** Start Records shown **

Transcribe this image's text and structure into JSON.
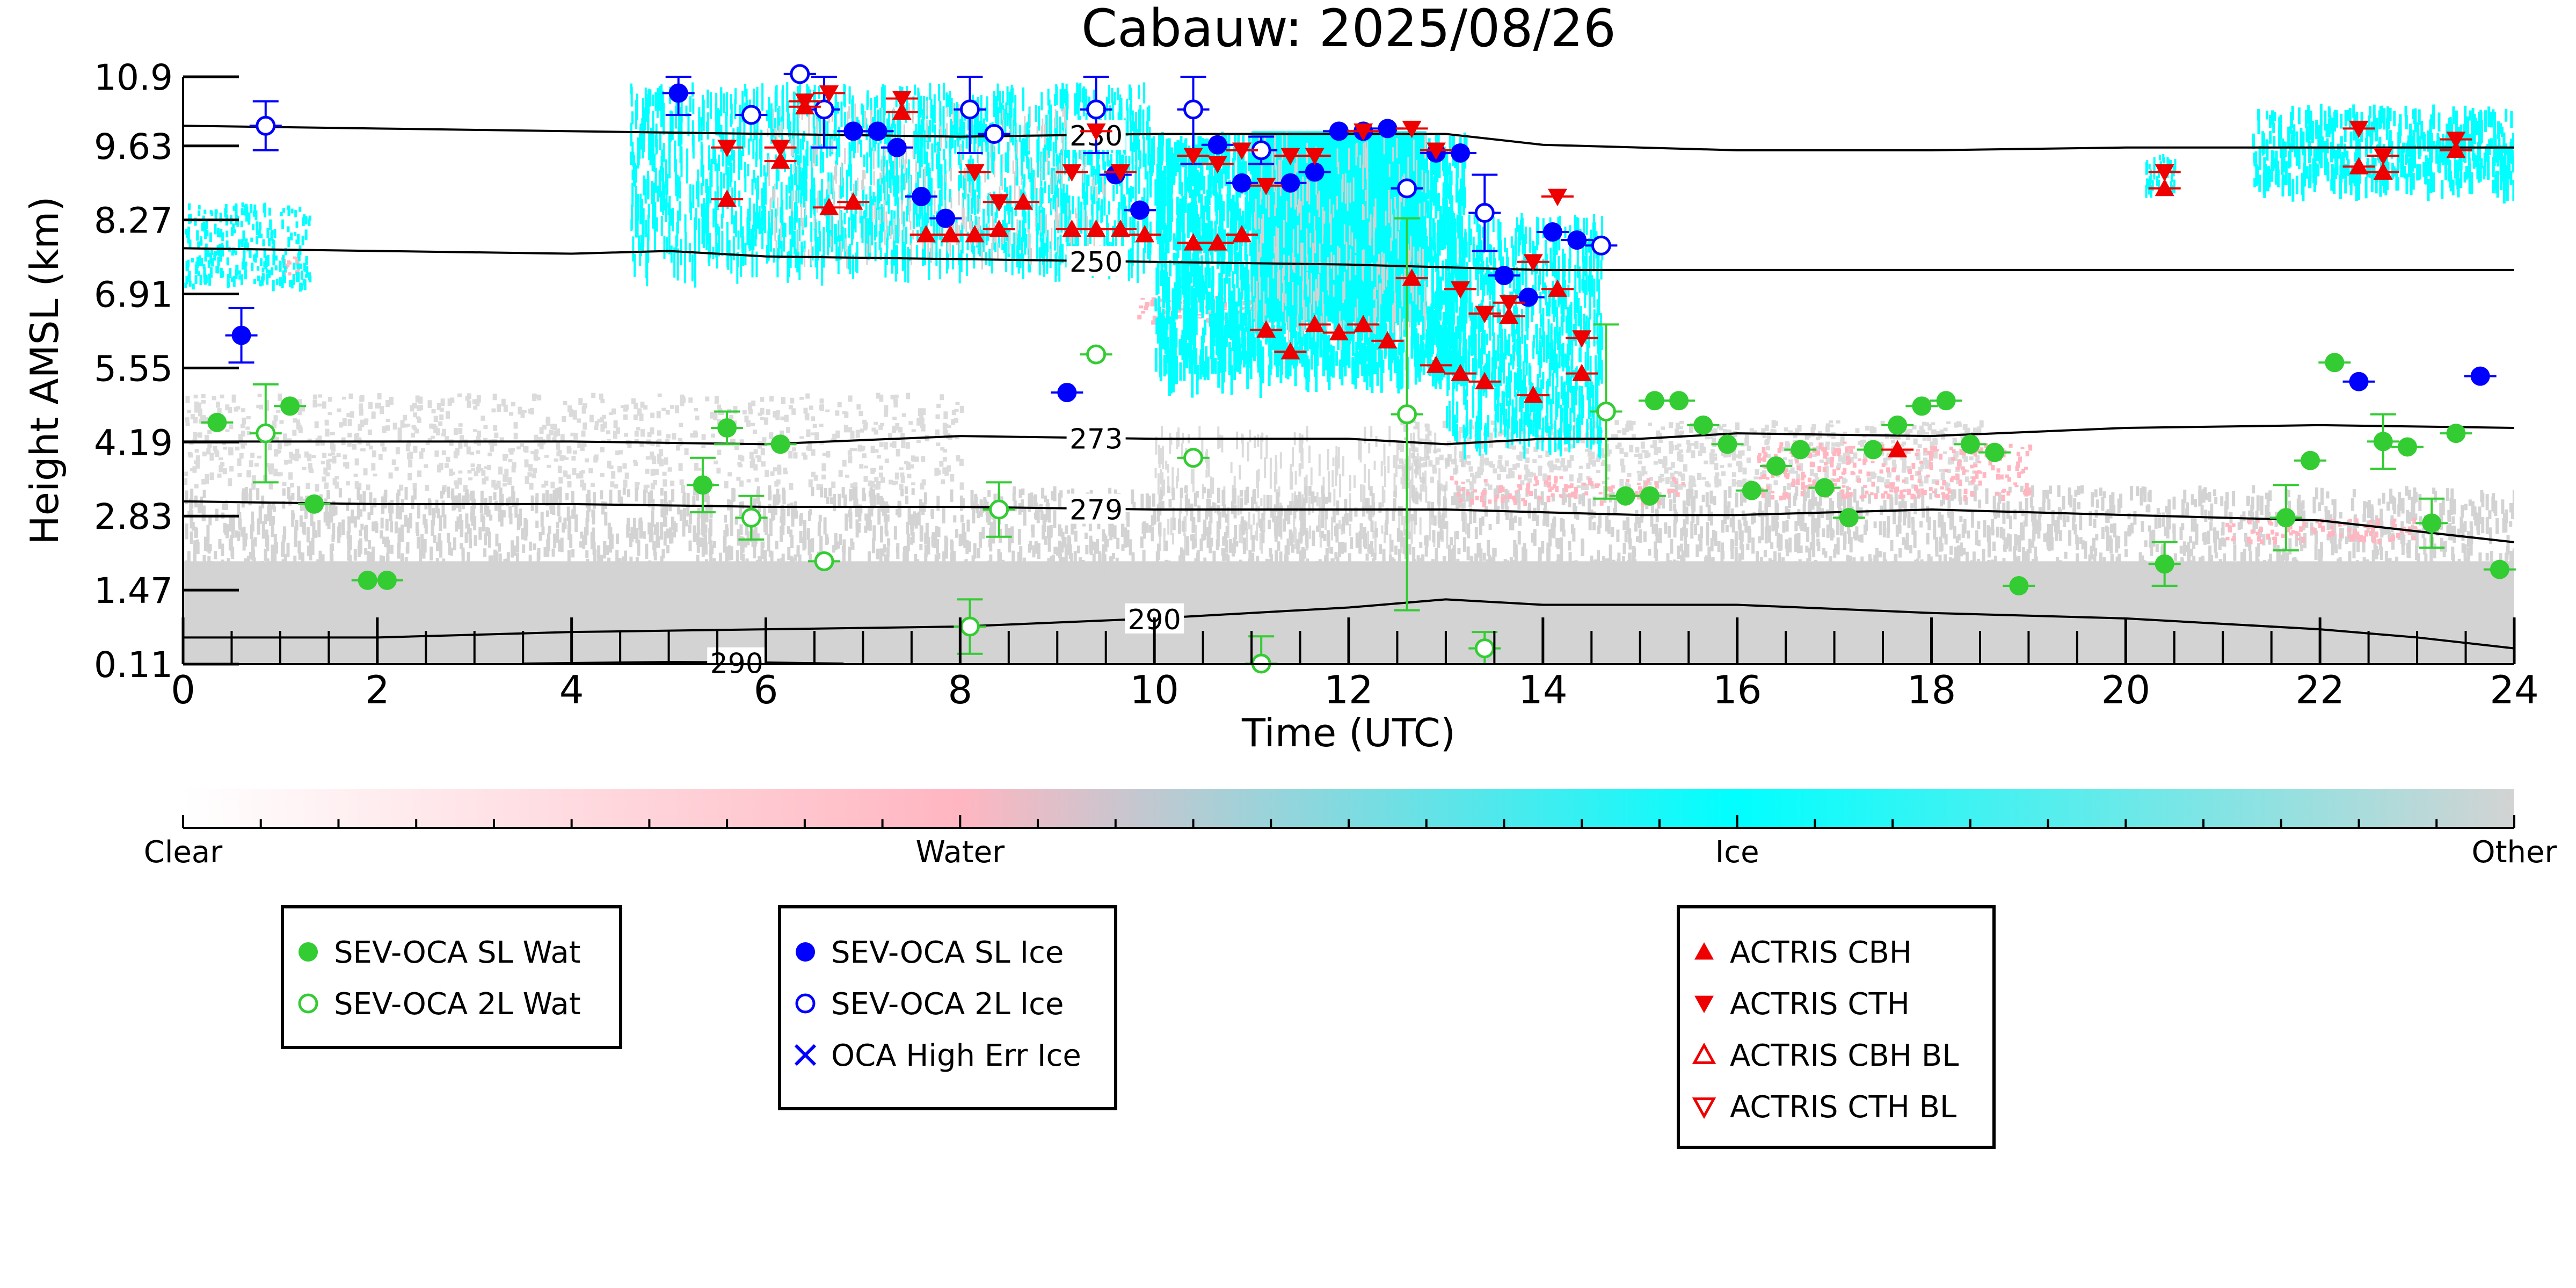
{
  "chart_data": {
    "type": "scatter",
    "title": "Cabauw: 2025/08/26",
    "xlabel": "Time (UTC)",
    "ylabel": "Height AMSL (km)",
    "xlim": [
      0,
      24
    ],
    "ylim": [
      0.11,
      10.9
    ],
    "x_ticks": [
      "0",
      "2",
      "4",
      "6",
      "8",
      "10",
      "12",
      "14",
      "16",
      "18",
      "20",
      "22",
      "24"
    ],
    "y_ticks": [
      "0.11",
      "1.47",
      "2.83",
      "4.19",
      "5.55",
      "6.91",
      "8.27",
      "9.63",
      "10.9"
    ],
    "background_classes": {
      "clear": "#ffffff",
      "water": "#ffb6c1",
      "ice": "#00ffff",
      "other": "#d3d3d3"
    },
    "colorbar": {
      "labels": [
        "Clear",
        "Water",
        "Ice",
        "Other"
      ],
      "stops": [
        "#ffffff",
        "#ffb6c1",
        "#00ffff",
        "#d3d3d3"
      ]
    },
    "isotherms": [
      {
        "label": "230",
        "label_x": 9.4,
        "x": [
          0,
          2,
          4,
          6,
          8,
          10,
          12,
          13,
          14,
          16,
          18,
          20,
          22,
          24
        ],
        "y": [
          10.0,
          9.95,
          9.9,
          9.85,
          9.8,
          9.85,
          9.85,
          9.85,
          9.65,
          9.55,
          9.55,
          9.6,
          9.6,
          9.6
        ]
      },
      {
        "label": "250",
        "label_x": 9.4,
        "x": [
          0,
          2,
          4,
          5,
          6,
          8,
          10,
          12,
          13,
          14,
          16,
          18,
          20,
          22,
          24
        ],
        "y": [
          7.75,
          7.7,
          7.65,
          7.7,
          7.6,
          7.55,
          7.5,
          7.45,
          7.4,
          7.35,
          7.35,
          7.35,
          7.35,
          7.35,
          7.35
        ]
      },
      {
        "label": "273",
        "label_x": 9.4,
        "x": [
          0,
          2,
          4,
          6,
          8,
          10,
          12,
          13,
          14,
          15,
          16,
          18,
          20,
          22,
          24
        ],
        "y": [
          4.2,
          4.2,
          4.2,
          4.15,
          4.3,
          4.25,
          4.25,
          4.15,
          4.25,
          4.25,
          4.35,
          4.3,
          4.45,
          4.5,
          4.45
        ]
      },
      {
        "label": "279",
        "label_x": 9.4,
        "x": [
          0,
          2,
          4,
          6,
          8,
          10,
          12,
          13,
          14,
          15,
          16,
          18,
          20,
          22,
          23,
          24
        ],
        "y": [
          3.1,
          3.05,
          3.05,
          3.0,
          3.0,
          2.95,
          2.95,
          2.95,
          2.9,
          2.85,
          2.85,
          2.95,
          2.85,
          2.75,
          2.55,
          2.35
        ]
      },
      {
        "label": "290",
        "label_x": 10.0,
        "x": [
          0,
          2,
          4,
          6,
          8,
          10,
          12,
          13,
          14,
          16,
          18,
          20,
          21,
          22,
          23,
          24
        ],
        "y": [
          0.6,
          0.6,
          0.7,
          0.75,
          0.8,
          0.95,
          1.15,
          1.3,
          1.2,
          1.2,
          1.05,
          0.95,
          0.85,
          0.75,
          0.6,
          0.4
        ]
      },
      {
        "label": "290",
        "label_x": 5.7,
        "x": [
          3.5,
          5,
          6,
          6.8
        ],
        "y": [
          0.12,
          0.15,
          0.14,
          0.12
        ]
      }
    ],
    "series": [
      {
        "name": "SEV-OCA SL Wat",
        "color": "#33cc33",
        "marker": "circle-filled",
        "points": [
          {
            "x": 0.35,
            "y": 4.55
          },
          {
            "x": 1.1,
            "y": 4.85
          },
          {
            "x": 1.35,
            "y": 3.05
          },
          {
            "x": 1.9,
            "y": 1.65
          },
          {
            "x": 2.1,
            "y": 1.65
          },
          {
            "x": 5.35,
            "y": 3.4,
            "err": 0.5
          },
          {
            "x": 5.6,
            "y": 4.45,
            "err": 0.3
          },
          {
            "x": 6.15,
            "y": 4.15
          },
          {
            "x": 15.15,
            "y": 4.95
          },
          {
            "x": 14.85,
            "y": 3.2
          },
          {
            "x": 15.1,
            "y": 3.2
          },
          {
            "x": 15.4,
            "y": 4.95
          },
          {
            "x": 15.65,
            "y": 4.5
          },
          {
            "x": 15.9,
            "y": 4.15
          },
          {
            "x": 16.15,
            "y": 3.3
          },
          {
            "x": 16.4,
            "y": 3.75
          },
          {
            "x": 16.65,
            "y": 4.05
          },
          {
            "x": 16.9,
            "y": 3.35
          },
          {
            "x": 17.15,
            "y": 2.8
          },
          {
            "x": 17.4,
            "y": 4.05
          },
          {
            "x": 17.65,
            "y": 4.5
          },
          {
            "x": 17.9,
            "y": 4.85
          },
          {
            "x": 18.15,
            "y": 4.95
          },
          {
            "x": 18.4,
            "y": 4.15
          },
          {
            "x": 18.65,
            "y": 4.0
          },
          {
            "x": 18.9,
            "y": 1.55
          },
          {
            "x": 20.4,
            "y": 1.95,
            "err": 0.4
          },
          {
            "x": 21.65,
            "y": 2.8,
            "err": 0.6
          },
          {
            "x": 21.9,
            "y": 3.85
          },
          {
            "x": 22.15,
            "y": 5.65
          },
          {
            "x": 22.65,
            "y": 4.2,
            "err": 0.5
          },
          {
            "x": 22.9,
            "y": 4.1
          },
          {
            "x": 23.15,
            "y": 2.7,
            "err": 0.45
          },
          {
            "x": 23.4,
            "y": 4.35
          },
          {
            "x": 23.85,
            "y": 1.85
          }
        ]
      },
      {
        "name": "SEV-OCA 2L Wat",
        "color": "#33cc33",
        "marker": "circle-open",
        "points": [
          {
            "x": 0.85,
            "y": 4.35,
            "err": 0.9
          },
          {
            "x": 5.85,
            "y": 2.8,
            "err": 0.4
          },
          {
            "x": 6.6,
            "y": 2.0
          },
          {
            "x": 8.1,
            "y": 0.8,
            "err": 0.5
          },
          {
            "x": 8.4,
            "y": 2.95,
            "err": 0.5
          },
          {
            "x": 9.4,
            "y": 5.8
          },
          {
            "x": 10.4,
            "y": 3.9
          },
          {
            "x": 11.1,
            "y": 0.12,
            "err": 0.5
          },
          {
            "x": 12.6,
            "y": 4.7,
            "err": 3.6
          },
          {
            "x": 13.4,
            "y": 0.4,
            "err": 0.3
          },
          {
            "x": 14.65,
            "y": 4.75,
            "err": 1.6
          }
        ]
      },
      {
        "name": "SEV-OCA SL Ice",
        "color": "#0000ff",
        "marker": "circle-filled",
        "points": [
          {
            "x": 0.6,
            "y": 6.15,
            "err": 0.5
          },
          {
            "x": 5.1,
            "y": 10.6,
            "err": 0.4
          },
          {
            "x": 6.35,
            "y": 10.95
          },
          {
            "x": 6.9,
            "y": 9.9
          },
          {
            "x": 7.15,
            "y": 9.9
          },
          {
            "x": 7.35,
            "y": 9.6
          },
          {
            "x": 7.6,
            "y": 8.7
          },
          {
            "x": 7.85,
            "y": 8.3
          },
          {
            "x": 9.1,
            "y": 5.1
          },
          {
            "x": 9.6,
            "y": 9.1
          },
          {
            "x": 9.85,
            "y": 8.45
          },
          {
            "x": 10.65,
            "y": 9.65
          },
          {
            "x": 10.9,
            "y": 8.95
          },
          {
            "x": 11.4,
            "y": 8.95
          },
          {
            "x": 11.65,
            "y": 9.15
          },
          {
            "x": 11.9,
            "y": 9.9
          },
          {
            "x": 12.15,
            "y": 9.9
          },
          {
            "x": 12.4,
            "y": 9.95
          },
          {
            "x": 12.9,
            "y": 9.5
          },
          {
            "x": 13.15,
            "y": 9.5
          },
          {
            "x": 13.6,
            "y": 7.25
          },
          {
            "x": 13.85,
            "y": 6.85
          },
          {
            "x": 14.1,
            "y": 8.05
          },
          {
            "x": 14.35,
            "y": 7.9
          },
          {
            "x": 22.4,
            "y": 5.3
          },
          {
            "x": 23.65,
            "y": 5.4
          }
        ]
      },
      {
        "name": "SEV-OCA 2L Ice",
        "color": "#0000ff",
        "marker": "circle-open",
        "points": [
          {
            "x": 0.85,
            "y": 10.0,
            "err": 0.45
          },
          {
            "x": 5.85,
            "y": 10.2
          },
          {
            "x": 6.35,
            "y": 10.95
          },
          {
            "x": 6.6,
            "y": 10.3,
            "err": 0.7
          },
          {
            "x": 8.1,
            "y": 10.3,
            "err": 0.8
          },
          {
            "x": 8.35,
            "y": 9.85
          },
          {
            "x": 9.4,
            "y": 10.3,
            "err": 0.8
          },
          {
            "x": 10.4,
            "y": 10.3,
            "err": 1.0
          },
          {
            "x": 11.1,
            "y": 9.55,
            "err": 0.25
          },
          {
            "x": 12.6,
            "y": 8.85
          },
          {
            "x": 13.4,
            "y": 8.4,
            "err": 0.7
          },
          {
            "x": 14.6,
            "y": 7.8
          }
        ]
      },
      {
        "name": "OCA High Err Ice",
        "color": "#0000ff",
        "marker": "x",
        "points": []
      },
      {
        "name": "ACTRIS CBH",
        "color": "#ee0000",
        "marker": "triangle-up-filled",
        "points": [
          {
            "x": 5.6,
            "y": 8.65
          },
          {
            "x": 6.15,
            "y": 9.35
          },
          {
            "x": 6.4,
            "y": 10.35
          },
          {
            "x": 6.65,
            "y": 8.5
          },
          {
            "x": 6.9,
            "y": 8.6
          },
          {
            "x": 7.4,
            "y": 10.25
          },
          {
            "x": 7.65,
            "y": 8.0
          },
          {
            "x": 7.9,
            "y": 8.0
          },
          {
            "x": 8.15,
            "y": 8.0
          },
          {
            "x": 8.4,
            "y": 8.1
          },
          {
            "x": 8.65,
            "y": 8.6
          },
          {
            "x": 9.15,
            "y": 8.1
          },
          {
            "x": 9.4,
            "y": 8.1
          },
          {
            "x": 9.65,
            "y": 8.1
          },
          {
            "x": 9.9,
            "y": 8.0
          },
          {
            "x": 10.4,
            "y": 7.85
          },
          {
            "x": 10.65,
            "y": 7.85
          },
          {
            "x": 10.9,
            "y": 8.0
          },
          {
            "x": 11.15,
            "y": 6.25
          },
          {
            "x": 11.4,
            "y": 5.85
          },
          {
            "x": 11.65,
            "y": 6.35
          },
          {
            "x": 11.9,
            "y": 6.2
          },
          {
            "x": 12.15,
            "y": 6.35
          },
          {
            "x": 12.4,
            "y": 6.05
          },
          {
            "x": 12.65,
            "y": 7.2
          },
          {
            "x": 12.9,
            "y": 5.6
          },
          {
            "x": 13.15,
            "y": 5.45
          },
          {
            "x": 13.4,
            "y": 5.3
          },
          {
            "x": 13.65,
            "y": 6.5
          },
          {
            "x": 13.9,
            "y": 5.05
          },
          {
            "x": 14.15,
            "y": 7.0
          },
          {
            "x": 14.4,
            "y": 5.45
          },
          {
            "x": 17.65,
            "y": 4.05
          },
          {
            "x": 20.4,
            "y": 8.85
          },
          {
            "x": 22.4,
            "y": 9.25
          },
          {
            "x": 22.65,
            "y": 9.15
          },
          {
            "x": 23.4,
            "y": 9.55
          }
        ]
      },
      {
        "name": "ACTRIS CTH",
        "color": "#ee0000",
        "marker": "triangle-down-filled",
        "points": [
          {
            "x": 5.6,
            "y": 9.6
          },
          {
            "x": 6.15,
            "y": 9.6
          },
          {
            "x": 6.4,
            "y": 10.45
          },
          {
            "x": 6.65,
            "y": 10.6
          },
          {
            "x": 7.4,
            "y": 10.5
          },
          {
            "x": 8.15,
            "y": 9.15
          },
          {
            "x": 8.4,
            "y": 8.6
          },
          {
            "x": 9.15,
            "y": 9.15
          },
          {
            "x": 9.4,
            "y": 9.9
          },
          {
            "x": 9.65,
            "y": 9.15
          },
          {
            "x": 10.4,
            "y": 9.45
          },
          {
            "x": 10.65,
            "y": 9.3
          },
          {
            "x": 10.9,
            "y": 9.55
          },
          {
            "x": 11.15,
            "y": 8.9
          },
          {
            "x": 11.4,
            "y": 9.45
          },
          {
            "x": 11.65,
            "y": 9.45
          },
          {
            "x": 12.15,
            "y": 9.9
          },
          {
            "x": 12.65,
            "y": 9.95
          },
          {
            "x": 12.9,
            "y": 9.55
          },
          {
            "x": 13.15,
            "y": 7.0
          },
          {
            "x": 13.4,
            "y": 6.55
          },
          {
            "x": 13.65,
            "y": 6.75
          },
          {
            "x": 13.9,
            "y": 7.5
          },
          {
            "x": 14.15,
            "y": 8.7
          },
          {
            "x": 14.4,
            "y": 6.1
          },
          {
            "x": 20.4,
            "y": 9.15
          },
          {
            "x": 22.4,
            "y": 9.95
          },
          {
            "x": 22.65,
            "y": 9.45
          },
          {
            "x": 23.4,
            "y": 9.75
          }
        ]
      },
      {
        "name": "ACTRIS CBH BL",
        "color": "#ee0000",
        "marker": "triangle-up-open",
        "points": []
      },
      {
        "name": "ACTRIS CTH BL",
        "color": "#ee0000",
        "marker": "triangle-down-open",
        "points": []
      }
    ],
    "legends": [
      {
        "items": [
          "SEV-OCA SL Wat",
          "SEV-OCA 2L Wat"
        ]
      },
      {
        "items": [
          "SEV-OCA SL Ice",
          "SEV-OCA 2L Ice",
          "OCA High Err Ice"
        ]
      },
      {
        "items": [
          "ACTRIS CBH",
          "ACTRIS CTH",
          "ACTRIS CBH BL",
          "ACTRIS CTH BL"
        ]
      }
    ]
  }
}
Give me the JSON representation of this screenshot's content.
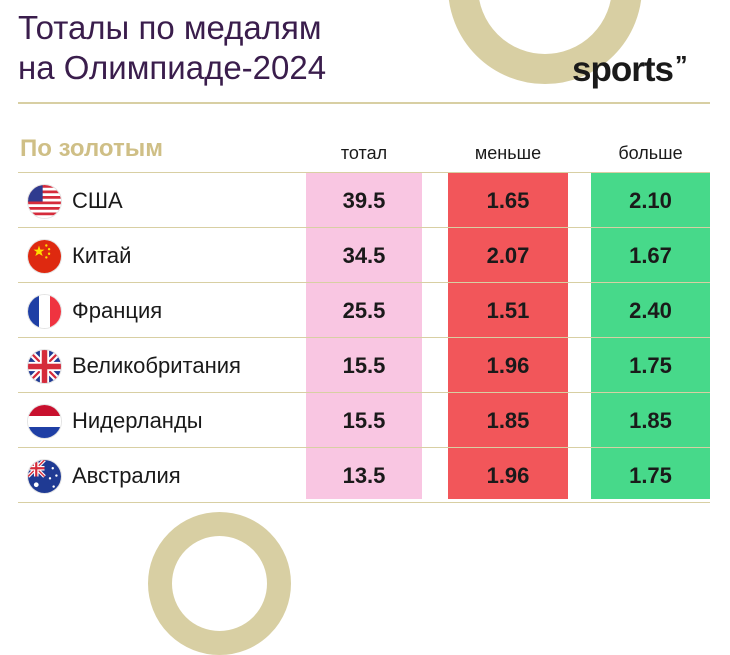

** End Records shown **

> [Prompt] Your answer should be one number: how many lines in the material above contain the string "filled".

> [Task output] 4